_Problem to solve_
Below are the records; pull every line that includes "ancha".

_Exercise material_
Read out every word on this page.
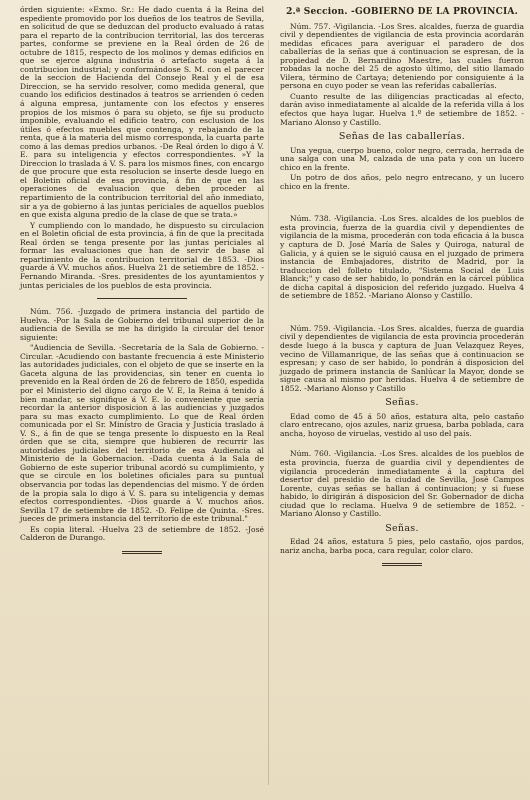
órden siguiente: «Exmo. Sr.: He dado cuenta á la Reina del espediente promovido por los dueños de los teatros de Sevilla, en solicitud de que se deduzcan del producto evaluado á ratas para el reparto de la contribucion territorial, las dos terceras partes, conforme se previene en la Real órden de 26 de octubre de 1815, respecto de los molinos y demas edificios en que se ejerce alguna industria ó artefacto sugeta á la contribucion industrial; y conformándose S. M. con el parecer de la seccion de Hacienda del Consejo Real y el de esa Direccion, se ha servido resolver, como medida general, que cuando los edificios destinados á teatros se arrienden ó ceden á alguna empresa, juntamente con los efectos y enseres propios de los mismos ó para su objeto, se fije su producto imponible, evaluando el edificio teatro, con esclusion de los útiles ó efectos muebles que contenga, y rebajando de la renta, que á la materia del mismo corresponda, la cuarta parte como á las demas predios urbanos. -De Real órden lo digo á V. E. para su inteligencia y efectos correspondientes. »Y la Direccion lo traslada á V. S. para los mismos fines, con encargo de que procure que esta resolucion se inserte desde luego en el Boletin oficial de esa provincia, á fin de que en las operaciones de evaluacion que deben proceder al repartimiento de la contribucion territorial del año inmediato, sir a ya de gobierno á las juntas periciales de aquellos pueblos en que exista alguna predio de la clase de que se trata.»

Y cumpliendo con lo mandado, he dispuesto su circulacion en el Boletin oficial de esta provincia, á fin de que la precitada Real órden se tenga presente por las juntas periciales al formar las evaluaciones que han de servir de base al repartimiento de la contribucion territorial de 1853. -Dios guarde á VV. muchos años. Huelva 21 de setiembre de 1852. -Fernando Miranda. -Sres. presidentes de los ayuntamientos y juntas periciales de los pueblos de esta provincia.

Núm. 756. -Juzgado de primera instancia del partido de Huelva. -Por la Sala de Gobierno del tribunal superior de la audiencia de Sevilla se me ha dirigido la circular del tenor siguiente:

"Audiencia de Sevilla. -Secretaría de la Sala de Gobierno. -Circular. -Acudiendo con bastante frecuencia á este Ministerio las autoridades judiciales, con el objeto de que se inserte en la Gaceta alguna de las providencias, sin tener en cuenta lo prevenido en la Real órden de 26 de febrero de 1850, espedida por el Ministerio del digno cargo de V. E, la Reina á tenido á bien mandar, se signifique á V. E. lo conveniente que sería recordar la anterior disposicion á las audiencias y juzgados para su mas exacto cumplimiento. Lo que de Real órden comunicada por el Sr. Ministro de Gracia y Justicia traslado á V. S., á fin de que se tenga presente lo dispuesto en la Real órden que se cita, siempre que hubieren de recurrir las autoridades judiciales del territorio de esa Audiencia al Ministerio de la Gobernacion. -Dada cuenta á la Sala de Gobierno de este superior tribunal acordó su cumplimiento, y que se circule en los boletines oficiales para su puntual observancia por todas las dependencias del mismo. Y de órden de la propia sala lo digo á V. S. para su inteligencia y demas efectos correspondientes. -Dios guarde á V. muchos años. Sevilla 17 de setiembre de 1852. -D. Felipe de Quinta. -Sres. jueces de primera instancia del territorio de este tribunal."

Es copia literal. -Huelva 23 de setiembre de 1852. -José Calderon de Durango.

2.ª Seccion. -GOBIERNO DE LA PROVINCIA.

Núm. 757. -Vigilancia. -Los Sres. alcaldes, fuerza de guardia civil y dependientes de vigilancia de esta provincia acordarán medidas eficaces para averiguar el paradero de dos caballerías de la señas que á continuacion se espresan, de la propiedad de D. Bernardino Maestre, las cuales fueron robadas la noche del 25 de agosto último, del sitio llamado Vilera, término de Cartaya; deteniendo por consiguiente á la persona en cuyo poder se vean las referidas caballerías.

Cuanto resulte de las diligencias practicadas al efecto, darán aviso inmediatamente al alcalde de la referida villa á los efectos que haya lugar. Huelva 1.º de setiembre de 1852. -Mariano Alonso y Castillo.

Señas de las caballerías.

Una yegua, cuerpo bueno, color negro, cerrada, herrada de una salga con una M, calzada de una pata y con un lucero chico en la frente.

Un potro de dos años, pelo negro entrecano, y un lucero chico en la frente.

Núm. 738. -Vigilancia. -Los Sres. alcaldes de los pueblos de esta provincia, fuerza de la guardia civil y dependientes de vigilancia de la misma, procederán con toda eficacia á la busca y captura de D. José María de Sales y Quiroga, natural de Galicia, y á quien se le siguió causa en el juzgado de primera instancia de Embajadores, distrito de Madrid, por la traduccion del folleto titulado, "Sistema Social de Luis Blanck;" y caso de ser habido, lo pondrán en la cárcel pública de dicha capital á disposicion del referido juzgado. Huelva 4 de setiembre de 1852. -Mariano Alonso y Castillo.

Núm. 759. -Vigilancia. -Los Sres. alcaldes, fuerza de guardia civil y dependientes de vigilancia de esta provincia procederán desde luego á la busca y captura de Juan Velazquez Reyes, vecino de Villamanrique, de las señas que á continuacion se espresan; y caso de ser habido, lo pondrán á disposicion del juzgado de primera instancia de Sanlúcar la Mayor, donde se sigue causa al mismo por heridas. Huelva 4 de setiembre de 1852. -Mariano Alonso y Castillo

Señas.

Edad como de 45 á 50 años, estatura alta, pelo castaño claro entrecano, ojos azules, nariz gruesa, barba poblada, cara ancha, hoyoso de viruelas, vestido al uso del país.

Núm. 760. -Vigilancia. -Los Sres. alcaldes de los pueblos de esta provincia, fuerza de guardia civil y dependientes de vigilancia procederán inmediatamente á la captura del desertor del presidio de la ciudad de Sevilla, José Campos Lorente, cuyas señas se hallan á continuacion; y si fuese habido, lo dirigirán á disposicion del Sr. Gobernador de dicha ciudad que lo reclama. Huelva 9 de setiembre de 1852. -Mariano Alonso y Castillo.

Señas.

Edad 24 años, estatura 5 pies, pelo castaño, ojos pardos, nariz ancha, barba poca, cara regular, color claro.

_Correct response_
Edad como de 45 á 50 años, estatura alta, pelo castaño claro entrecano, ojos azules, nariz gruesa, barba poblada, cara ancha, hoyoso de viruelas, vestido al uso del país.
Edad 24 años, estatura 5 pies, pelo castaño, ojos pardos, nariz ancha, barba poca, cara regular, color claro.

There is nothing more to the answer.